[Raw records]
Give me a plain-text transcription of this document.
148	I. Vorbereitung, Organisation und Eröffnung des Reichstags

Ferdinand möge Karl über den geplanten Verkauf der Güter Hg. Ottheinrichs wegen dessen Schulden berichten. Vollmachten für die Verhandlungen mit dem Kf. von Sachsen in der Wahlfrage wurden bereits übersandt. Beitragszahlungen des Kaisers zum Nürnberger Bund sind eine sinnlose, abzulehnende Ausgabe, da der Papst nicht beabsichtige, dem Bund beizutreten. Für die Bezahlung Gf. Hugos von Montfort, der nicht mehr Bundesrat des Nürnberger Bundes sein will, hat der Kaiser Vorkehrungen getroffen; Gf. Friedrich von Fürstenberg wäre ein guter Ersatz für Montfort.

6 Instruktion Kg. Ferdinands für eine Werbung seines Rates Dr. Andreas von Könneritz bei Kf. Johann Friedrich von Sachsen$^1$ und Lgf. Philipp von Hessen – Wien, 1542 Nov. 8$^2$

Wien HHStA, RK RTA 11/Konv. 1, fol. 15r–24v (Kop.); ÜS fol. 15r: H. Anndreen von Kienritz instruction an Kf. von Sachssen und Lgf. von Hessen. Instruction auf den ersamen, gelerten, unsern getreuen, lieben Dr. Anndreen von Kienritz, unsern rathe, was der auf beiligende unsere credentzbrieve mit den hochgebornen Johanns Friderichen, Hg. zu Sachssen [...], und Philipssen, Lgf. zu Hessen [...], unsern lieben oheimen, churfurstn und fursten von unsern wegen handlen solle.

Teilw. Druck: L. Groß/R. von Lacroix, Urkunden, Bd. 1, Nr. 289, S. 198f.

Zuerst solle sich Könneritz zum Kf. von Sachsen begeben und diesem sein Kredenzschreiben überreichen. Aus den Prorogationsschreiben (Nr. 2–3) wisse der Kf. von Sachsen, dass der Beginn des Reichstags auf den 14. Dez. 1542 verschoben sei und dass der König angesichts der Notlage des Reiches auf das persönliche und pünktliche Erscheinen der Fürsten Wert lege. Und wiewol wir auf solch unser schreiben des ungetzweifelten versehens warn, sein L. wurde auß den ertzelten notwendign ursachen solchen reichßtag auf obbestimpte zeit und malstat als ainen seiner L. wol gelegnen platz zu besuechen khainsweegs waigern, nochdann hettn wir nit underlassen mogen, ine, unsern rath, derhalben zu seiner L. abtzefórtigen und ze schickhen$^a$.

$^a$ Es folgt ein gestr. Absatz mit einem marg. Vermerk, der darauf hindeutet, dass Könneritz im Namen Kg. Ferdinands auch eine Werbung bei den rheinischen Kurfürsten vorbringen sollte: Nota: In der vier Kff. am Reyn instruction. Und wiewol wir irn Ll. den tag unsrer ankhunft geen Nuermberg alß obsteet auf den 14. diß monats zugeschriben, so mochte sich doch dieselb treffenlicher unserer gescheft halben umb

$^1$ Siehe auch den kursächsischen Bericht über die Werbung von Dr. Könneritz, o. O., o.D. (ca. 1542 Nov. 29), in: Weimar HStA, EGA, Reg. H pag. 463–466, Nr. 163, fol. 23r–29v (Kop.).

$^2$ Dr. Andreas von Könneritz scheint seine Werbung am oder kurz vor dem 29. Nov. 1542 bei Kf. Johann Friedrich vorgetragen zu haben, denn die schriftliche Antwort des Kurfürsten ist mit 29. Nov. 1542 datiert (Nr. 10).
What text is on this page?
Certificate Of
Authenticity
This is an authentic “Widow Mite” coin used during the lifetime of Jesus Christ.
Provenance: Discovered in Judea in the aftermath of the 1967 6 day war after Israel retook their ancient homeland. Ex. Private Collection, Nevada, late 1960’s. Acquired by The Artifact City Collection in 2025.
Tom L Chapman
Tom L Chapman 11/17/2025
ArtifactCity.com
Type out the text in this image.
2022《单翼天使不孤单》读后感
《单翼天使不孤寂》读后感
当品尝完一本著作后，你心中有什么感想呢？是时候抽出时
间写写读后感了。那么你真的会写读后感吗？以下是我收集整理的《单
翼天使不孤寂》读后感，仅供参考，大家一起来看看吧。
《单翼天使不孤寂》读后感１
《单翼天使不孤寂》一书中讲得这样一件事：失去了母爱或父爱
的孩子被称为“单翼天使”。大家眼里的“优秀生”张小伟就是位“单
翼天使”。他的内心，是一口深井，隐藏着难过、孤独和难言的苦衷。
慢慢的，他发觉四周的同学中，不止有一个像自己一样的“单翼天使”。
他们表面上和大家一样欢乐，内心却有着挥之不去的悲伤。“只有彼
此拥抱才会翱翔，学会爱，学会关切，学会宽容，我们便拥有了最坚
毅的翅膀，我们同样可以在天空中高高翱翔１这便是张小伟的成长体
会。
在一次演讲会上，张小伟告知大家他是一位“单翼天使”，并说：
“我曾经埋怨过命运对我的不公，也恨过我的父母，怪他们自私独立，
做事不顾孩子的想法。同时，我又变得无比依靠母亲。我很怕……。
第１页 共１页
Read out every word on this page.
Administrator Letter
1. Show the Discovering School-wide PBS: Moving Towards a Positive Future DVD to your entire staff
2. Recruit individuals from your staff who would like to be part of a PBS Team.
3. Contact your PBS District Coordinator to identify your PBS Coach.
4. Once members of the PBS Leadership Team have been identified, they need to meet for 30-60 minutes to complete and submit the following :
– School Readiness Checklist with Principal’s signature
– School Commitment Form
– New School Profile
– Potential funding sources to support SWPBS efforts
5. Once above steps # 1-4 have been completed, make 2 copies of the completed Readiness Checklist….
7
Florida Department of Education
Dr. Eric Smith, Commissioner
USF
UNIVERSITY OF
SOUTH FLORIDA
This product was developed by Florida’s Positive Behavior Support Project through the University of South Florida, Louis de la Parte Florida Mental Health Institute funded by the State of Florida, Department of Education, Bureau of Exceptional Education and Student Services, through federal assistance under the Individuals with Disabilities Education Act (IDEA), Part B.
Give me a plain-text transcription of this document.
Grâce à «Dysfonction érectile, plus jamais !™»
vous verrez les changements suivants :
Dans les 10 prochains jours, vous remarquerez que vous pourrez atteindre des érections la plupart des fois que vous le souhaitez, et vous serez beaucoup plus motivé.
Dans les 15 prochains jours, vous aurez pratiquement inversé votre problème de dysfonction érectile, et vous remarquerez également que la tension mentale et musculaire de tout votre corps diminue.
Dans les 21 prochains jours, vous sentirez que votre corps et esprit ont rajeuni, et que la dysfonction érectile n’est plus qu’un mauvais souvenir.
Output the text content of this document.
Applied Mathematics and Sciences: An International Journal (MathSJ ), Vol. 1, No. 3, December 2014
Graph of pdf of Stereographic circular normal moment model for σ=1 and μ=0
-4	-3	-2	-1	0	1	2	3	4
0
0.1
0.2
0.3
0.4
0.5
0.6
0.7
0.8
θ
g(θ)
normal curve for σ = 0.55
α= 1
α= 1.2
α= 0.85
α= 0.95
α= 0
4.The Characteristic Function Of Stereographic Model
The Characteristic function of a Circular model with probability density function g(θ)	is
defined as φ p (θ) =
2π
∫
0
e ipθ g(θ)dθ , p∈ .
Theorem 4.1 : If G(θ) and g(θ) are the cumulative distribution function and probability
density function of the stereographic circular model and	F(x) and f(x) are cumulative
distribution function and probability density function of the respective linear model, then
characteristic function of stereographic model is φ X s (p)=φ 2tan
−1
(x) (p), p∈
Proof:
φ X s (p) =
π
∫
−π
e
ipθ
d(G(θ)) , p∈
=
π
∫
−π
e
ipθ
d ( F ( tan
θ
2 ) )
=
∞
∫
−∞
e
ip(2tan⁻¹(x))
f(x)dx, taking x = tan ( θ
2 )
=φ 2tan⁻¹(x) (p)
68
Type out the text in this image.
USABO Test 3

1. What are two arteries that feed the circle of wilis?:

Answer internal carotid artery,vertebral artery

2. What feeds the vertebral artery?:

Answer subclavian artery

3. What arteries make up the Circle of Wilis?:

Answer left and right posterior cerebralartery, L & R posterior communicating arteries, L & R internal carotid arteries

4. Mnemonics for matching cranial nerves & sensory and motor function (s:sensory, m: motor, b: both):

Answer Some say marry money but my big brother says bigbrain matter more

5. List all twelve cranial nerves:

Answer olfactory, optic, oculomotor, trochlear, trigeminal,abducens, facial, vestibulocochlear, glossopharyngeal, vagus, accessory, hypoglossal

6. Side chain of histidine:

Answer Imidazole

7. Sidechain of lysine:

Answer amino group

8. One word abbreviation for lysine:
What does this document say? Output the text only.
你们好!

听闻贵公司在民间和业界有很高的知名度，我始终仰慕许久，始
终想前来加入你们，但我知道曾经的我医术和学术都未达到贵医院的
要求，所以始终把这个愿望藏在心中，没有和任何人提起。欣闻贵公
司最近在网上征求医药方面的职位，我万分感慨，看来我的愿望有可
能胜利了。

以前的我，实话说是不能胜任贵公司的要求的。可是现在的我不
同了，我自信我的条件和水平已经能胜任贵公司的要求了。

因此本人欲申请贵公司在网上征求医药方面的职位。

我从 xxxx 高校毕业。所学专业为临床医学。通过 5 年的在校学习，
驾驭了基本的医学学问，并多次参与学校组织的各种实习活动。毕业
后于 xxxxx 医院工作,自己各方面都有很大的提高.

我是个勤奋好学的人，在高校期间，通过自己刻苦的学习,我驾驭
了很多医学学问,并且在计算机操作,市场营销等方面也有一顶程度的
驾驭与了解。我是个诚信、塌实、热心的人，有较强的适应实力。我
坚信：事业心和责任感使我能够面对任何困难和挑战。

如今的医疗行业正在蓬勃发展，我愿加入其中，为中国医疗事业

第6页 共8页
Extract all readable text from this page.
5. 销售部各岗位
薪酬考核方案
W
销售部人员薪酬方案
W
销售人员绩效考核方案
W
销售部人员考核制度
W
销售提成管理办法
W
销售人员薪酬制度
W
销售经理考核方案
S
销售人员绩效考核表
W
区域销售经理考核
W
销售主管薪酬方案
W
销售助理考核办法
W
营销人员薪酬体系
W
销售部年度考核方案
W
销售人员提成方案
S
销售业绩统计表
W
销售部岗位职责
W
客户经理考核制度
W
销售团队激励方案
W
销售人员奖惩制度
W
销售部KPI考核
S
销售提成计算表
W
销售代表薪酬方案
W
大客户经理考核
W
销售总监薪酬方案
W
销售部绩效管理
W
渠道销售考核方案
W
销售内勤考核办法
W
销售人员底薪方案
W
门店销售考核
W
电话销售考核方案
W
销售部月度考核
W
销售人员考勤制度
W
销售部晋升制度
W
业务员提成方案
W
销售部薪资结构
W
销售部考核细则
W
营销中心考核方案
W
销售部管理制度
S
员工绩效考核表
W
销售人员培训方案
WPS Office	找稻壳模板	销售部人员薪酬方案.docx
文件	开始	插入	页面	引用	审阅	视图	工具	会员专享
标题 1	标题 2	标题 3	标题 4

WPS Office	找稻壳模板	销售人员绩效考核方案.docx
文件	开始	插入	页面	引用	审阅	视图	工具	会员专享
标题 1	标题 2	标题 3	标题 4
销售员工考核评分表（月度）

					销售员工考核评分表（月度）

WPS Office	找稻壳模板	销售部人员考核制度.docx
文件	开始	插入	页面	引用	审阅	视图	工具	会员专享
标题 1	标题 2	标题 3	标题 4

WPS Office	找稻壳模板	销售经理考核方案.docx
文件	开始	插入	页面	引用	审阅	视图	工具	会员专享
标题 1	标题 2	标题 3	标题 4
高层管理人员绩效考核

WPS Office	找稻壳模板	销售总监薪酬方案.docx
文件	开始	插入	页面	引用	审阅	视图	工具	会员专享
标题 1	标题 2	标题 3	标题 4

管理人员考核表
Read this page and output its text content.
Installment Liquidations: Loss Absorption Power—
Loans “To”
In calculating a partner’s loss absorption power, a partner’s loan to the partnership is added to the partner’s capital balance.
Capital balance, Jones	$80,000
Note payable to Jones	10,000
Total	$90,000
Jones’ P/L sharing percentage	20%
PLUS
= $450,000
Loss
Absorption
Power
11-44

## STATED EXERCISE
Collect each line containing the string "单翼天使不孤寂".

## RESULT OF THIS EXERCISE
《单翼天使不孤寂》读后感
《单翼天使不孤寂》读后感１
《单翼天使不孤寂》一书中讲得这样一件事：失去了母爱或父爱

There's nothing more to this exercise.